[Dataset entries on figures]
:::

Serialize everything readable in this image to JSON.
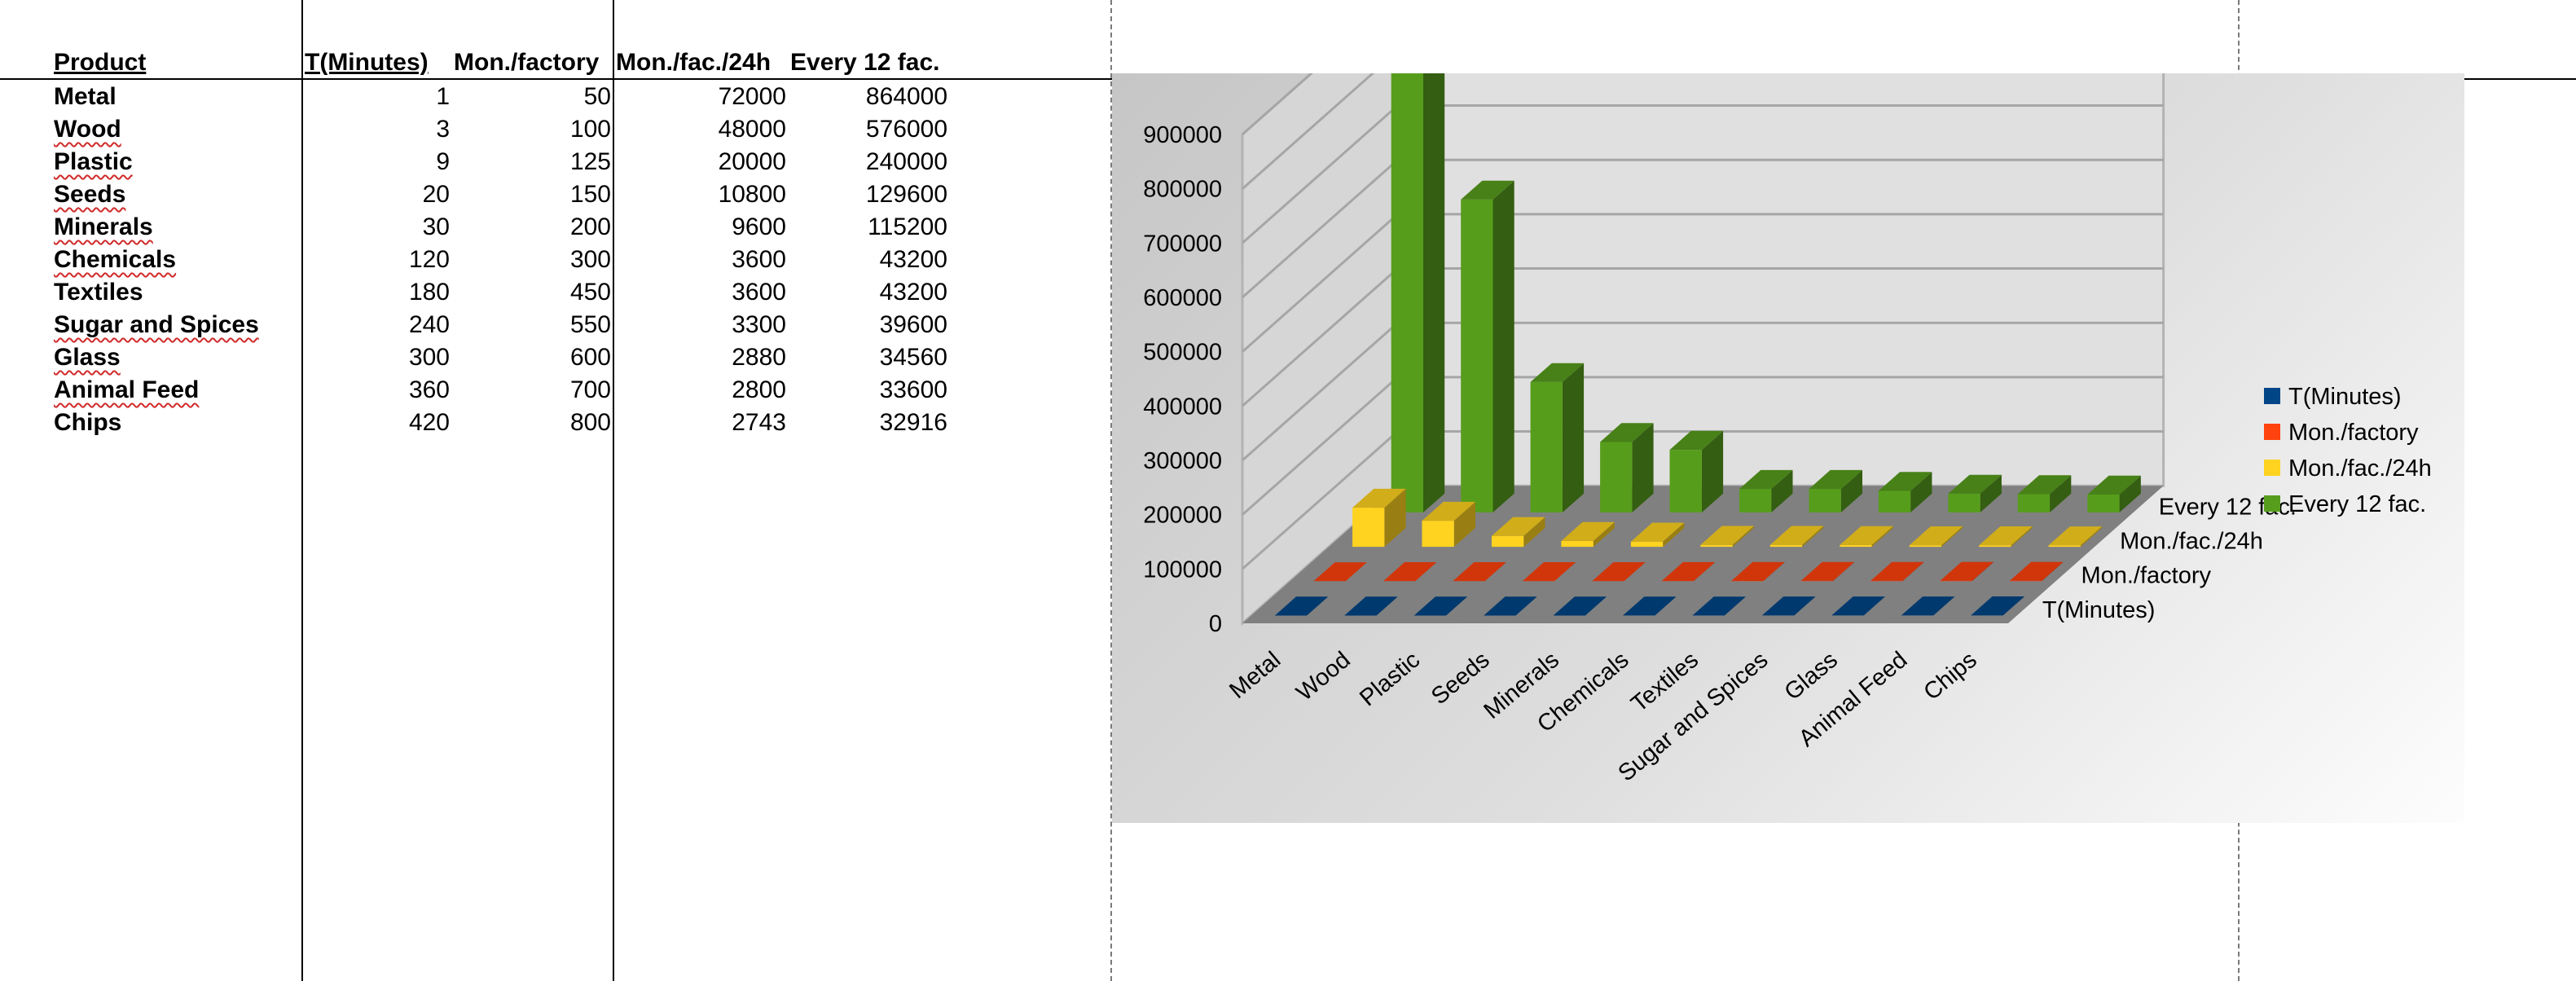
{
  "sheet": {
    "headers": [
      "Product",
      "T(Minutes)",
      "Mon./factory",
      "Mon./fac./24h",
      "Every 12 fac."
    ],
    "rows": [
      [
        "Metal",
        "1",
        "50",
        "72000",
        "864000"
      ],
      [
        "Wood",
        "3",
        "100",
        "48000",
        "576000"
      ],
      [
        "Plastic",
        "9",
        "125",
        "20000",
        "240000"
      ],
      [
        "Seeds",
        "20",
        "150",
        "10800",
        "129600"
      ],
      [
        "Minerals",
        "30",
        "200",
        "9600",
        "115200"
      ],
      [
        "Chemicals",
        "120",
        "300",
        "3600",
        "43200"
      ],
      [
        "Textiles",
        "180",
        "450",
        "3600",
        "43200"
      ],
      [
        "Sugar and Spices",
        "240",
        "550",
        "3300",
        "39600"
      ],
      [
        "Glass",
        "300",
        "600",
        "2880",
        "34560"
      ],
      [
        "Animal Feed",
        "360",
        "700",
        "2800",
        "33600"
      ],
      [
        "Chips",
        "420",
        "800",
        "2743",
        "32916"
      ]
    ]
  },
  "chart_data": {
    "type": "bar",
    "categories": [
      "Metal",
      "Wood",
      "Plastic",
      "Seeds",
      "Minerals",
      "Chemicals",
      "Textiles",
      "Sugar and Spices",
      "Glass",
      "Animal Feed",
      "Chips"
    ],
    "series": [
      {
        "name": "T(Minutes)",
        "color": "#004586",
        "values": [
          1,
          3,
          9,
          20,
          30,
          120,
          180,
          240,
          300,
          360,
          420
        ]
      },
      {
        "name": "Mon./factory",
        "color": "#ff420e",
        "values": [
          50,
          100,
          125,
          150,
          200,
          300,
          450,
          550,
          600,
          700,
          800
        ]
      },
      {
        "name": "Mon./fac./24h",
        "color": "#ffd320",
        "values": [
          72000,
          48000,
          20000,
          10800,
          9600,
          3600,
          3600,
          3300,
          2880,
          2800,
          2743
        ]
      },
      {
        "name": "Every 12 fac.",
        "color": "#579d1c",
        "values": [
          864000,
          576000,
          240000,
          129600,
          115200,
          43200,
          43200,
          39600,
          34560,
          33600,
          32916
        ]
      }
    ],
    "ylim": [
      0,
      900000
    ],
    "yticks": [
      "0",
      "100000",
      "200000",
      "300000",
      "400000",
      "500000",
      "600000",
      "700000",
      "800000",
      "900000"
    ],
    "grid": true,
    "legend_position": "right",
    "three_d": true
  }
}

:::

Instructions for the task:
Write out every line of the entries that holds the word "color".

Complete answer:
        "color": "#004586",
        "color": "#ff420e",
        "color": "#ffd320",
        "color": "#579d1c",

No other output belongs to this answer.